__REQUIREMENTS__. Return every entry exactly as written.

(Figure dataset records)
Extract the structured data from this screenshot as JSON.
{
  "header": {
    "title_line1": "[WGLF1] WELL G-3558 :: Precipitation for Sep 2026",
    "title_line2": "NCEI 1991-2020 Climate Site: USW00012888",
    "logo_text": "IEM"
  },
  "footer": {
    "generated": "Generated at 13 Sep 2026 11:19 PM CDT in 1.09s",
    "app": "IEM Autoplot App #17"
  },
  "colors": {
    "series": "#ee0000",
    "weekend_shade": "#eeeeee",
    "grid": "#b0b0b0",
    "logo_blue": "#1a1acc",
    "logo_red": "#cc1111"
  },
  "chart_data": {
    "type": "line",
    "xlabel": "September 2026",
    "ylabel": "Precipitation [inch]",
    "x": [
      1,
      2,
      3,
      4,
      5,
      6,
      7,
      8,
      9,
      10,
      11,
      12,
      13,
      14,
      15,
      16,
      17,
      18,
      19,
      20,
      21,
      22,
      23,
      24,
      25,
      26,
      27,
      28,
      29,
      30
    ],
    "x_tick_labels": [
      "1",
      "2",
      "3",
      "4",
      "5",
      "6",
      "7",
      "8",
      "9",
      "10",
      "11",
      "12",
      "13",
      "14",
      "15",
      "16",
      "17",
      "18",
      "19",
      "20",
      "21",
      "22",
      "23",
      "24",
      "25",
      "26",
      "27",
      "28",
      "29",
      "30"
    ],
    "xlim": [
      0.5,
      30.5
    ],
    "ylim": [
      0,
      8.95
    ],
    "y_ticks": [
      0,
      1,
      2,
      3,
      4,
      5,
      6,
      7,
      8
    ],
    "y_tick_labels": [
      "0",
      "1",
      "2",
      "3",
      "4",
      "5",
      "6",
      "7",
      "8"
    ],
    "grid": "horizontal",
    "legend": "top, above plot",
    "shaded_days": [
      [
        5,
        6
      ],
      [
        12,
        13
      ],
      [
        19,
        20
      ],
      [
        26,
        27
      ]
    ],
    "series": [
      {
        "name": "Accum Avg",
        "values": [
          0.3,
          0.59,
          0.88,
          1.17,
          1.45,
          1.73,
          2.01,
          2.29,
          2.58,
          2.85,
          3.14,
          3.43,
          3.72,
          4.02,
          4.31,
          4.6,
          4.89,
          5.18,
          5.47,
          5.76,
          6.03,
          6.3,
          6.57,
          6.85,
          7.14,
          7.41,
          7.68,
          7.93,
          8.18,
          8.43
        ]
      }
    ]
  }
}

__EXERCISE RESULT__.
Extract the structured data from this screenshot as JSON.
{
  "header": {
    "title_line1": "[WGLF1] WELL G-3558 :: Precipitation for Sep 2026",
    "title_line2": "NCEI 1991-2020 Climate Site: USW00012888",
    "logo_text": "IEM"
  },
  "footer": {
    "generated": "Generated at 13 Sep 2026 11:19 PM CDT in 1.09s",
    "app": "IEM Autoplot App #17"
  },
  "colors": {
    "series": "#ee0000",
    "weekend_shade": "#eeeeee",
    "grid": "#b0b0b0",
    "logo_blue": "#1a1acc",
    "logo_red": "#cc1111"
  },
  "chart_data": {
    "type": "line",
    "xlabel": "September 2026",
    "ylabel": "Precipitation [inch]",
    "x": [
      1,
      2,
      3,
      4,
      5,
      6,
      7,
      8,
      9,
      10,
      11,
      12,
      13,
      14,
      15,
      16,
      17,
      18,
      19,
      20,
      21,
      22,
      23,
      24,
      25,
      26,
      27,
      28,
      29,
      30
    ],
    "x_tick_labels": [
      "1",
      "2",
      "3",
      "4",
      "5",
      "6",
      "7",
      "8",
      "9",
      "10",
      "11",
      "12",
      "13",
      "14",
      "15",
      "16",
      "17",
      "18",
      "19",
      "20",
      "21",
      "22",
      "23",
      "24",
      "25",
      "26",
      "27",
      "28",
      "29",
      "30"
    ],
    "xlim": [
      0.5,
      30.5
    ],
    "ylim": [
      0,
      8.95
    ],
    "y_ticks": [
      0,
      1,
      2,
      3,
      4,
      5,
      6,
      7,
      8
    ],
    "y_tick_labels": [
      "0",
      "1",
      "2",
      "3",
      "4",
      "5",
      "6",
      "7",
      "8"
    ],
    "grid": "horizontal",
    "legend": "top, above plot",
    "shaded_days": [
      [
        5,
        6
      ],
      [
        12,
        13
      ],
      [
        19,
        20
      ],
      [
        26,
        27
      ]
    ],
    "series": [
      {
        "name": "Accum Avg",
        "values": [
          0.3,
          0.59,
          0.88,
          1.17,
          1.45,
          1.73,
          2.01,
          2.29,
          2.58,
          2.85,
          3.14,
          3.43,
          3.72,
          4.02,
          4.31,
          4.6,
          4.89,
          5.18,
          5.47,
          5.76,
          6.03,
          6.3,
          6.57,
          6.85,
          7.14,
          7.41,
          7.68,
          7.93,
          8.18,
          8.43
        ]
      }
    ]
  }
}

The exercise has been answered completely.